Do this:
Copy out each line below that has the word "COVID" in it.
** Start **
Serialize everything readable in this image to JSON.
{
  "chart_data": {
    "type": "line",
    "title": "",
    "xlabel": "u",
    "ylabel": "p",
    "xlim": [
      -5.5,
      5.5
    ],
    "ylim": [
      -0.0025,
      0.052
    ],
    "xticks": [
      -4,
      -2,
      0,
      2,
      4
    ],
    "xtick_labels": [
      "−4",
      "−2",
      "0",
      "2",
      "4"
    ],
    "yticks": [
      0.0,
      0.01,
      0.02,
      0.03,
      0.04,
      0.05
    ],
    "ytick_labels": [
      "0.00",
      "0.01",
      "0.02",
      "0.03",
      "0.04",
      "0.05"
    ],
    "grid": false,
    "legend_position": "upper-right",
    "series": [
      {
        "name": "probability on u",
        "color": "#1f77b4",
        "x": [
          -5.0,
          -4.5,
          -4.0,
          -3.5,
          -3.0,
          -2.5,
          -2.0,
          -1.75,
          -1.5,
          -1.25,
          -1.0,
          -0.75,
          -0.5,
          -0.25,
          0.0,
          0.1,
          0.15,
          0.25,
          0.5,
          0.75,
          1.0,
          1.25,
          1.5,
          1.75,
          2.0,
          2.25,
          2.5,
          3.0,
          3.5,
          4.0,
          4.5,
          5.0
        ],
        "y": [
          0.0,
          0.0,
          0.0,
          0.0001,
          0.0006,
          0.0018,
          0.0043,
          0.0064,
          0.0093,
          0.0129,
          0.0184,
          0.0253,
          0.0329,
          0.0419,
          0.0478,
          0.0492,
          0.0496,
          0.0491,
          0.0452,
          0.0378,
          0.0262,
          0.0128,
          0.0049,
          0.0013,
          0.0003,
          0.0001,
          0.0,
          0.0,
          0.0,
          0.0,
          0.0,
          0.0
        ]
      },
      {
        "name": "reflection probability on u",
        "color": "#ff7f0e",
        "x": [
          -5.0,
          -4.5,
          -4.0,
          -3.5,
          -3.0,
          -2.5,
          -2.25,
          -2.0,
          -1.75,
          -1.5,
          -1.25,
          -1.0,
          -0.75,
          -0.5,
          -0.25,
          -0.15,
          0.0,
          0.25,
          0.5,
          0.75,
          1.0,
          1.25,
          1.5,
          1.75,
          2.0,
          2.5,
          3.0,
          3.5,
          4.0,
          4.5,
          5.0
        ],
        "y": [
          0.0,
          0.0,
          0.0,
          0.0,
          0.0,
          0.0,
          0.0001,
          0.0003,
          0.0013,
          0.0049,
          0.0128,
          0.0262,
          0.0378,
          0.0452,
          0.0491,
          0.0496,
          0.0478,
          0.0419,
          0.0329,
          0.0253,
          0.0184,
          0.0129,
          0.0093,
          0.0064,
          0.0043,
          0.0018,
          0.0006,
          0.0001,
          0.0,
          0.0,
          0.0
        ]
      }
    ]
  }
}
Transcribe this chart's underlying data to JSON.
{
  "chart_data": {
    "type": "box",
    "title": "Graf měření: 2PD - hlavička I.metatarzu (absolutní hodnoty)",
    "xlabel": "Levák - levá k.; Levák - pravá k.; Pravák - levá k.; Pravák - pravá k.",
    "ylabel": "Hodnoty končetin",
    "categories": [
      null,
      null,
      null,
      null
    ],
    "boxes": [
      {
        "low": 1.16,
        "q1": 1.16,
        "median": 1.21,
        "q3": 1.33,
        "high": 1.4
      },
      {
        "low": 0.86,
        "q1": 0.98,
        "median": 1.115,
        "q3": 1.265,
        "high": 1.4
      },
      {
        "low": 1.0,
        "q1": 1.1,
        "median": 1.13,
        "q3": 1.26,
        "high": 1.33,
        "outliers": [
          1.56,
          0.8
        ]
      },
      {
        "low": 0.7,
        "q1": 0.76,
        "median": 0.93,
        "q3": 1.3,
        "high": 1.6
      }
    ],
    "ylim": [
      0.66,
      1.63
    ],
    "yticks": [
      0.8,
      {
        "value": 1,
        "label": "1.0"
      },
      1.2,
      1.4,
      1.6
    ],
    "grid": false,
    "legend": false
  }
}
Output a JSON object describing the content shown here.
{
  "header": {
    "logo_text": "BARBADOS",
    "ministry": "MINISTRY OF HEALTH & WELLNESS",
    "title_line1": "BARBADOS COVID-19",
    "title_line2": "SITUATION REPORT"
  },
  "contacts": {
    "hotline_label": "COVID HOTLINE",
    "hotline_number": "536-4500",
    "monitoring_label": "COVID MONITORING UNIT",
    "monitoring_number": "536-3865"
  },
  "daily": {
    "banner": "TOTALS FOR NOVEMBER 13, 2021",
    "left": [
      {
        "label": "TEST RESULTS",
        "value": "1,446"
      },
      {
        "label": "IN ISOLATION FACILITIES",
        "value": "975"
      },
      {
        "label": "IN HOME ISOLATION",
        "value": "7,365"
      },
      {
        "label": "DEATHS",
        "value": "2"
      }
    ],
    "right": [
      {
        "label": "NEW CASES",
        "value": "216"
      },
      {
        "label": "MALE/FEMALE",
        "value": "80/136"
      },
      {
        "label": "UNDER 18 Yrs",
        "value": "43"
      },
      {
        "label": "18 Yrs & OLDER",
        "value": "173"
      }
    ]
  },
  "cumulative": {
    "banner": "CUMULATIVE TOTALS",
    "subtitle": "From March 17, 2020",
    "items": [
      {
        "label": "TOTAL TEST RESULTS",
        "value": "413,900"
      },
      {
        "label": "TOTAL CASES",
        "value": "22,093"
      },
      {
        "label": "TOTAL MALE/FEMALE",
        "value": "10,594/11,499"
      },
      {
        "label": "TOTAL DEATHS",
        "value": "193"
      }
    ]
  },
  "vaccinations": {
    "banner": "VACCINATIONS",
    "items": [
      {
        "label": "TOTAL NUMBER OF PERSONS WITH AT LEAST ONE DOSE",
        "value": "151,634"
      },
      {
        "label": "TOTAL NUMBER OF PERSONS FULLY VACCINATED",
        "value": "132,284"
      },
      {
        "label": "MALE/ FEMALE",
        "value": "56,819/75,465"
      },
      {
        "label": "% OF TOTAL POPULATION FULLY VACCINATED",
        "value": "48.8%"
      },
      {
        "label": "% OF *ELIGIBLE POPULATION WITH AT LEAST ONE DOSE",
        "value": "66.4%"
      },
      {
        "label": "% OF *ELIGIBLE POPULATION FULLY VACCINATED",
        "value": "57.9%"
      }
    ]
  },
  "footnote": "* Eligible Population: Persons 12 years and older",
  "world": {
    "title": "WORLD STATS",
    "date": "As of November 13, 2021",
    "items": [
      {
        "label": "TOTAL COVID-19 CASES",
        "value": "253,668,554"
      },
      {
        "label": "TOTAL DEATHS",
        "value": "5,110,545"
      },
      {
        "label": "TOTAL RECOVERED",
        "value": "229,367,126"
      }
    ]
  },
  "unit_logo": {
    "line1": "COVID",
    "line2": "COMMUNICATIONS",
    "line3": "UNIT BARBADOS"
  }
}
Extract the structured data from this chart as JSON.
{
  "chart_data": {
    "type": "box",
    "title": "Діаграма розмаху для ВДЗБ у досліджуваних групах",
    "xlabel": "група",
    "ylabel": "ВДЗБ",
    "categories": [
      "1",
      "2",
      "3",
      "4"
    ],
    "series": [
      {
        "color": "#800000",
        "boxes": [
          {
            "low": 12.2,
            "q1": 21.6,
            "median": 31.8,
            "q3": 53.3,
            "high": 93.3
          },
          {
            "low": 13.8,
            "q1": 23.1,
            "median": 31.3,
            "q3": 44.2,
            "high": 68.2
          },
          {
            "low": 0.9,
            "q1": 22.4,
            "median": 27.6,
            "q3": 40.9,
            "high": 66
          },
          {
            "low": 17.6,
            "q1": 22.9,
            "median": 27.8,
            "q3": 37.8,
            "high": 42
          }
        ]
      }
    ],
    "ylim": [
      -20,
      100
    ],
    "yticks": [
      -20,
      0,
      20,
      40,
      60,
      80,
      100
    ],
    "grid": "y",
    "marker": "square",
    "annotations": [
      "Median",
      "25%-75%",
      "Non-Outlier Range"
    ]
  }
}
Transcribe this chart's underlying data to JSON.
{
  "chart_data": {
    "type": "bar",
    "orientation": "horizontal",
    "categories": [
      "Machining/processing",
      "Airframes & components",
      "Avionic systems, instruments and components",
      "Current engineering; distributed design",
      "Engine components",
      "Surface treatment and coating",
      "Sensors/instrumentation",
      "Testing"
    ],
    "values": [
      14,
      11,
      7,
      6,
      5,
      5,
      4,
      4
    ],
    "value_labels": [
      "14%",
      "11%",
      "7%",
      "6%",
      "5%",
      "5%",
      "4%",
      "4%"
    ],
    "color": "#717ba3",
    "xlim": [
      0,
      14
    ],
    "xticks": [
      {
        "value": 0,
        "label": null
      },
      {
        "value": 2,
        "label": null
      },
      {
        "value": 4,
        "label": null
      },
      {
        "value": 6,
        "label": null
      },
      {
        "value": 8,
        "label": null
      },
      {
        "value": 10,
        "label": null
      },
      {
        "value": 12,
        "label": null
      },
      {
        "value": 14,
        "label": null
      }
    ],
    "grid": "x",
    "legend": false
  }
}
** End **
Result for this task:
    "title_line1": "BARBADOS COVID-19",
    "hotline_label": "COVID HOTLINE",
    "monitoring_label": "COVID MONITORING UNIT",
        "label": "TOTAL COVID-19 CASES",
    "line1": "COVID",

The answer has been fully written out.